- **WHAT THE EXERCISE ASKS**: Set down exactly the lines from the one containing "Output a JSON" through the last line of the records below, both included, and nothing else.

□ □ □ □

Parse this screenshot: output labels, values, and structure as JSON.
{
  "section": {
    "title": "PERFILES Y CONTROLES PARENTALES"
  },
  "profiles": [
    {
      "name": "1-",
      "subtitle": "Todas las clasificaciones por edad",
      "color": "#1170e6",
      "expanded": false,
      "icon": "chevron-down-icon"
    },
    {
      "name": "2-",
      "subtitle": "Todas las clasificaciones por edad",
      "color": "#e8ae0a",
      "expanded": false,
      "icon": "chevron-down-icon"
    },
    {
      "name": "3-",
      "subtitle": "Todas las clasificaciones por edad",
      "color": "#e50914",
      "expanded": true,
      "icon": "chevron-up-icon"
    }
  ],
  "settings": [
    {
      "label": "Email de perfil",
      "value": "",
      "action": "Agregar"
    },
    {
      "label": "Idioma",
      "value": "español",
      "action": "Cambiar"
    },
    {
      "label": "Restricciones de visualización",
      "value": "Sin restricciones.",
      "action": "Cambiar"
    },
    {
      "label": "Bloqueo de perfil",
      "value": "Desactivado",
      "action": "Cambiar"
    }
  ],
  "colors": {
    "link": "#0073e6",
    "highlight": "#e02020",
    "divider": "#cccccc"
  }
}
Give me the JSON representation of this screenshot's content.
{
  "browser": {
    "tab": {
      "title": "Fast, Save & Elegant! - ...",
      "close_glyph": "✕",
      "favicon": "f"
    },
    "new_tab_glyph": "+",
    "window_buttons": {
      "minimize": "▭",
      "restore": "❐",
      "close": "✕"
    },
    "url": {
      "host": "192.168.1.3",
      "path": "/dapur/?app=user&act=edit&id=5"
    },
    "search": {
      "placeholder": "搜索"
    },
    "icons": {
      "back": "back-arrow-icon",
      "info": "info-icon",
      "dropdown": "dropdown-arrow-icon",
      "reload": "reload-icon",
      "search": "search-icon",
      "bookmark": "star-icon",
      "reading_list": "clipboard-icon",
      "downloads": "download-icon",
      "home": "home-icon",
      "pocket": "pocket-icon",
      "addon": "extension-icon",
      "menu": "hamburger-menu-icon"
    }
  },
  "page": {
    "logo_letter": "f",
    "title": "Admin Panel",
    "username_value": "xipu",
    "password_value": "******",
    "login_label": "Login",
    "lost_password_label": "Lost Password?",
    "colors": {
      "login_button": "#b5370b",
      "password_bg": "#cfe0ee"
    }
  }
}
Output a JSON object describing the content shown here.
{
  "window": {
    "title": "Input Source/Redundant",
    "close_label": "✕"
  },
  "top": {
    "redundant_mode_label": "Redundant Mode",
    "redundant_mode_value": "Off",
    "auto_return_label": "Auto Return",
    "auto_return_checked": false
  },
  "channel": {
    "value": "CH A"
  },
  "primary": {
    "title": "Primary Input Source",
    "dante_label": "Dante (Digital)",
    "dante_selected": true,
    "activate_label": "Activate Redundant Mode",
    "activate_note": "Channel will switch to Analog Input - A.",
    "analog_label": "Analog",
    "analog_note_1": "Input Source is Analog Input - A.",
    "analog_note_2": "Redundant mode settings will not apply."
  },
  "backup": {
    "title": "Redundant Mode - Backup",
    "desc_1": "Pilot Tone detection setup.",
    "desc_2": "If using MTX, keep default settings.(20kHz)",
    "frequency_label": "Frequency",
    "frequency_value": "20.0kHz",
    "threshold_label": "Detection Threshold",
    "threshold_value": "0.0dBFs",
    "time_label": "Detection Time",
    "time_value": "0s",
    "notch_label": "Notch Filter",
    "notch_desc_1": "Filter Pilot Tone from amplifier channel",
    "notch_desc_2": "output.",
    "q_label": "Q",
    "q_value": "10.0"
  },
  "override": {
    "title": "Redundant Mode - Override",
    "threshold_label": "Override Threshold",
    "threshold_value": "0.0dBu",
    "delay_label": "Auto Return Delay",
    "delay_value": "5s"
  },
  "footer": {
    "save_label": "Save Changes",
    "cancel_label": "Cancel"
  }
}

□ □ □ □

- **EXERCISE RESULT**:
Output a JSON object describing the content shown here.
{
  "window": {
    "title": "Input Source/Redundant",
    "close_label": "✕"
  },
  "top": {
    "redundant_mode_label": "Redundant Mode",
    "redundant_mode_value": "Off",
    "auto_return_label": "Auto Return",
    "auto_return_checked": false
  },
  "channel": {
    "value": "CH A"
  },
  "primary": {
    "title": "Primary Input Source",
    "dante_label": "Dante (Digital)",
    "dante_selected": true,
    "activate_label": "Activate Redundant Mode",
    "activate_note": "Channel will switch to Analog Input - A.",
    "analog_label": "Analog",
    "analog_note_1": "Input Source is Analog Input - A.",
    "analog_note_2": "Redundant mode settings will not apply."
  },
  "backup": {
    "title": "Redundant Mode - Backup",
    "desc_1": "Pilot Tone detection setup.",
    "desc_2": "If using MTX, keep default settings.(20kHz)",
    "frequency_label": "Frequency",
    "frequency_value": "20.0kHz",
    "threshold_label": "Detection Threshold",
    "threshold_value": "0.0dBFs",
    "time_label": "Detection Time",
    "time_value": "0s",
    "notch_label": "Notch Filter",
    "notch_desc_1": "Filter Pilot Tone from amplifier channel",
    "notch_desc_2": "output.",
    "q_label": "Q",
    "q_value": "10.0"
  },
  "override": {
    "title": "Redundant Mode - Override",
    "threshold_label": "Override Threshold",
    "threshold_value": "0.0dBu",
    "delay_label": "Auto Return Delay",
    "delay_value": "5s"
  },
  "footer": {
    "save_label": "Save Changes",
    "cancel_label": "Cancel"
  }
}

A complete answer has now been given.